GIVEN INSTRUCTION ::
Write out the material below again, unchanged.

LISTING ::
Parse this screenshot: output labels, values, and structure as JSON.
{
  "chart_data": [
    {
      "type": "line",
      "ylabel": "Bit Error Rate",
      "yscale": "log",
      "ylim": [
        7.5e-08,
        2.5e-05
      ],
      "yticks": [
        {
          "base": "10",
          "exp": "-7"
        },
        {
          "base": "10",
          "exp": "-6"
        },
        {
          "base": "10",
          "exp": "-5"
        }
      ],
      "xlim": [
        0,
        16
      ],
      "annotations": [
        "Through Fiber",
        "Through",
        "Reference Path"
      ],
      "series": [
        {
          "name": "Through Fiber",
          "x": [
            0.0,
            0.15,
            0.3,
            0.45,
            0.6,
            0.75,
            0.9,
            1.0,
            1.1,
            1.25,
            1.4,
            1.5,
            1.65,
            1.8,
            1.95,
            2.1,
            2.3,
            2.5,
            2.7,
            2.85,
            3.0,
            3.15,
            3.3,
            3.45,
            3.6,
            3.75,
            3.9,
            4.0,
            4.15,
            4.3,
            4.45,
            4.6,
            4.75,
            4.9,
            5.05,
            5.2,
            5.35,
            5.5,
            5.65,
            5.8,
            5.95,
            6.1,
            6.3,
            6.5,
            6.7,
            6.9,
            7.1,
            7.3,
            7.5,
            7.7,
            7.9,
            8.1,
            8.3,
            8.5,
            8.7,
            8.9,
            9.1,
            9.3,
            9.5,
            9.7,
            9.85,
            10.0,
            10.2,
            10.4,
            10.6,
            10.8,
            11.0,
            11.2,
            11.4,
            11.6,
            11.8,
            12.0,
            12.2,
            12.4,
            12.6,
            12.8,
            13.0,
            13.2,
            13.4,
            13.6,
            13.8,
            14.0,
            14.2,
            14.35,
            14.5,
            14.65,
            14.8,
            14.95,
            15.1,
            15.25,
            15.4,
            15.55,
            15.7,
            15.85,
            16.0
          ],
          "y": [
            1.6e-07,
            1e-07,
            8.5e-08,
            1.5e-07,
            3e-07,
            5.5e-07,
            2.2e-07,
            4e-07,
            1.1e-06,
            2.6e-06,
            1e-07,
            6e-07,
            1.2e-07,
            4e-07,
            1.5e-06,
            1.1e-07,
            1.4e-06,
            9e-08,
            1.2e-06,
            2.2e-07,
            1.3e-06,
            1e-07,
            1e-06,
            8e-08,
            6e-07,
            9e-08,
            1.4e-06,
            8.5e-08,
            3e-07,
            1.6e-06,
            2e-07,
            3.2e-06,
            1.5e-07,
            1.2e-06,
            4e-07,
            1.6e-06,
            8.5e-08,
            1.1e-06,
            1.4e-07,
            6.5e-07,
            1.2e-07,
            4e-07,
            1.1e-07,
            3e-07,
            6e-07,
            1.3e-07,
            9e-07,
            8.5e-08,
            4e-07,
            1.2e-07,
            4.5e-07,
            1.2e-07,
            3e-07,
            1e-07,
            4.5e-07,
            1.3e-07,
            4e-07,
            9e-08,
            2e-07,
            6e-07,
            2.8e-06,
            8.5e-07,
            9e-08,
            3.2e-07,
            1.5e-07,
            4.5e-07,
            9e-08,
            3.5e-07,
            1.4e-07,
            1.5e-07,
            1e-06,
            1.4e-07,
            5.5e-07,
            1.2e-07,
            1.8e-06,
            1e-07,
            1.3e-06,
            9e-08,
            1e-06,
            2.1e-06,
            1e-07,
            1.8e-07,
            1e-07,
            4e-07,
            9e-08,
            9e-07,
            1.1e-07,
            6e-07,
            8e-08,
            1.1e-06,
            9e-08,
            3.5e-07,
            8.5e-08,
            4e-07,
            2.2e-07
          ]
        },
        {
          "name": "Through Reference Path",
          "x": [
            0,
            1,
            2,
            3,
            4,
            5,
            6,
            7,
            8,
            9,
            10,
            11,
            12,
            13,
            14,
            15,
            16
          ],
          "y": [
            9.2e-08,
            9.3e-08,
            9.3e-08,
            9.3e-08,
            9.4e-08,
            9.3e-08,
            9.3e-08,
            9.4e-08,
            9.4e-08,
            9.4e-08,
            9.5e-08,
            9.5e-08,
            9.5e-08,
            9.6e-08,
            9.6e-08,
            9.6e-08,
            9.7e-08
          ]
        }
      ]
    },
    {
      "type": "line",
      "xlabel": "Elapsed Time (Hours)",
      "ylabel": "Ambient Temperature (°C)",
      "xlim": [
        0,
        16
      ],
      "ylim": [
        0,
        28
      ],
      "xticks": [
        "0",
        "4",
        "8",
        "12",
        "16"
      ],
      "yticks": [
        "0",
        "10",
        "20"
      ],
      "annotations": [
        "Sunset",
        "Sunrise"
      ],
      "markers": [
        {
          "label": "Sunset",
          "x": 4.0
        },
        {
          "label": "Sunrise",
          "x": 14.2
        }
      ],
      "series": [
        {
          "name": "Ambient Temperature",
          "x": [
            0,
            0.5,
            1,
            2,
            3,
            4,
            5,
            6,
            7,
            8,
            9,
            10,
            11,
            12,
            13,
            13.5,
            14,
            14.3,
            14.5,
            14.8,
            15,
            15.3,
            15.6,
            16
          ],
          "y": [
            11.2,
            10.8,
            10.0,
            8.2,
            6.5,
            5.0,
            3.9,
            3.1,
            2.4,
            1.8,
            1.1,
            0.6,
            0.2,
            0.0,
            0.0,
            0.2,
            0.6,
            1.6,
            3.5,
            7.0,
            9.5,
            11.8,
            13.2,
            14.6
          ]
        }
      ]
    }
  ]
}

FULL ANSWER ::
Parse this screenshot: output labels, values, and structure as JSON.
{
  "chart_data": [
    {
      "type": "line",
      "ylabel": "Bit Error Rate",
      "yscale": "log",
      "ylim": [
        7.5e-08,
        2.5e-05
      ],
      "yticks": [
        {
          "base": "10",
          "exp": "-7"
        },
        {
          "base": "10",
          "exp": "-6"
        },
        {
          "base": "10",
          "exp": "-5"
        }
      ],
      "xlim": [
        0,
        16
      ],
      "annotations": [
        "Through Fiber",
        "Through",
        "Reference Path"
      ],
      "series": [
        {
          "name": "Through Fiber",
          "x": [
            0.0,
            0.15,
            0.3,
            0.45,
            0.6,
            0.75,
            0.9,
            1.0,
            1.1,
            1.25,
            1.4,
            1.5,
            1.65,
            1.8,
            1.95,
            2.1,
            2.3,
            2.5,
            2.7,
            2.85,
            3.0,
            3.15,
            3.3,
            3.45,
            3.6,
            3.75,
            3.9,
            4.0,
            4.15,
            4.3,
            4.45,
            4.6,
            4.75,
            4.9,
            5.05,
            5.2,
            5.35,
            5.5,
            5.65,
            5.8,
            5.95,
            6.1,
            6.3,
            6.5,
            6.7,
            6.9,
            7.1,
            7.3,
            7.5,
            7.7,
            7.9,
            8.1,
            8.3,
            8.5,
            8.7,
            8.9,
            9.1,
            9.3,
            9.5,
            9.7,
            9.85,
            10.0,
            10.2,
            10.4,
            10.6,
            10.8,
            11.0,
            11.2,
            11.4,
            11.6,
            11.8,
            12.0,
            12.2,
            12.4,
            12.6,
            12.8,
            13.0,
            13.2,
            13.4,
            13.6,
            13.8,
            14.0,
            14.2,
            14.35,
            14.5,
            14.65,
            14.8,
            14.95,
            15.1,
            15.25,
            15.4,
            15.55,
            15.7,
            15.85,
            16.0
          ],
          "y": [
            1.6e-07,
            1e-07,
            8.5e-08,
            1.5e-07,
            3e-07,
            5.5e-07,
            2.2e-07,
            4e-07,
            1.1e-06,
            2.6e-06,
            1e-07,
            6e-07,
            1.2e-07,
            4e-07,
            1.5e-06,
            1.1e-07,
            1.4e-06,
            9e-08,
            1.2e-06,
            2.2e-07,
            1.3e-06,
            1e-07,
            1e-06,
            8e-08,
            6e-07,
            9e-08,
            1.4e-06,
            8.5e-08,
            3e-07,
            1.6e-06,
            2e-07,
            3.2e-06,
            1.5e-07,
            1.2e-06,
            4e-07,
            1.6e-06,
            8.5e-08,
            1.1e-06,
            1.4e-07,
            6.5e-07,
            1.2e-07,
            4e-07,
            1.1e-07,
            3e-07,
            6e-07,
            1.3e-07,
            9e-07,
            8.5e-08,
            4e-07,
            1.2e-07,
            4.5e-07,
            1.2e-07,
            3e-07,
            1e-07,
            4.5e-07,
            1.3e-07,
            4e-07,
            9e-08,
            2e-07,
            6e-07,
            2.8e-06,
            8.5e-07,
            9e-08,
            3.2e-07,
            1.5e-07,
            4.5e-07,
            9e-08,
            3.5e-07,
            1.4e-07,
            1.5e-07,
            1e-06,
            1.4e-07,
            5.5e-07,
            1.2e-07,
            1.8e-06,
            1e-07,
            1.3e-06,
            9e-08,
            1e-06,
            2.1e-06,
            1e-07,
            1.8e-07,
            1e-07,
            4e-07,
            9e-08,
            9e-07,
            1.1e-07,
            6e-07,
            8e-08,
            1.1e-06,
            9e-08,
            3.5e-07,
            8.5e-08,
            4e-07,
            2.2e-07
          ]
        },
        {
          "name": "Through Reference Path",
          "x": [
            0,
            1,
            2,
            3,
            4,
            5,
            6,
            7,
            8,
            9,
            10,
            11,
            12,
            13,
            14,
            15,
            16
          ],
          "y": [
            9.2e-08,
            9.3e-08,
            9.3e-08,
            9.3e-08,
            9.4e-08,
            9.3e-08,
            9.3e-08,
            9.4e-08,
            9.4e-08,
            9.4e-08,
            9.5e-08,
            9.5e-08,
            9.5e-08,
            9.6e-08,
            9.6e-08,
            9.6e-08,
            9.7e-08
          ]
        }
      ]
    },
    {
      "type": "line",
      "xlabel": "Elapsed Time (Hours)",
      "ylabel": "Ambient Temperature (°C)",
      "xlim": [
        0,
        16
      ],
      "ylim": [
        0,
        28
      ],
      "xticks": [
        "0",
        "4",
        "8",
        "12",
        "16"
      ],
      "yticks": [
        "0",
        "10",
        "20"
      ],
      "annotations": [
        "Sunset",
        "Sunrise"
      ],
      "markers": [
        {
          "label": "Sunset",
          "x": 4.0
        },
        {
          "label": "Sunrise",
          "x": 14.2
        }
      ],
      "series": [
        {
          "name": "Ambient Temperature",
          "x": [
            0,
            0.5,
            1,
            2,
            3,
            4,
            5,
            6,
            7,
            8,
            9,
            10,
            11,
            12,
            13,
            13.5,
            14,
            14.3,
            14.5,
            14.8,
            15,
            15.3,
            15.6,
            16
          ],
          "y": [
            11.2,
            10.8,
            10.0,
            8.2,
            6.5,
            5.0,
            3.9,
            3.1,
            2.4,
            1.8,
            1.1,
            0.6,
            0.2,
            0.0,
            0.0,
            0.2,
            0.6,
            1.6,
            3.5,
            7.0,
            9.5,
            11.8,
            13.2,
            14.6
          ]
        }
      ]
    }
  ]
}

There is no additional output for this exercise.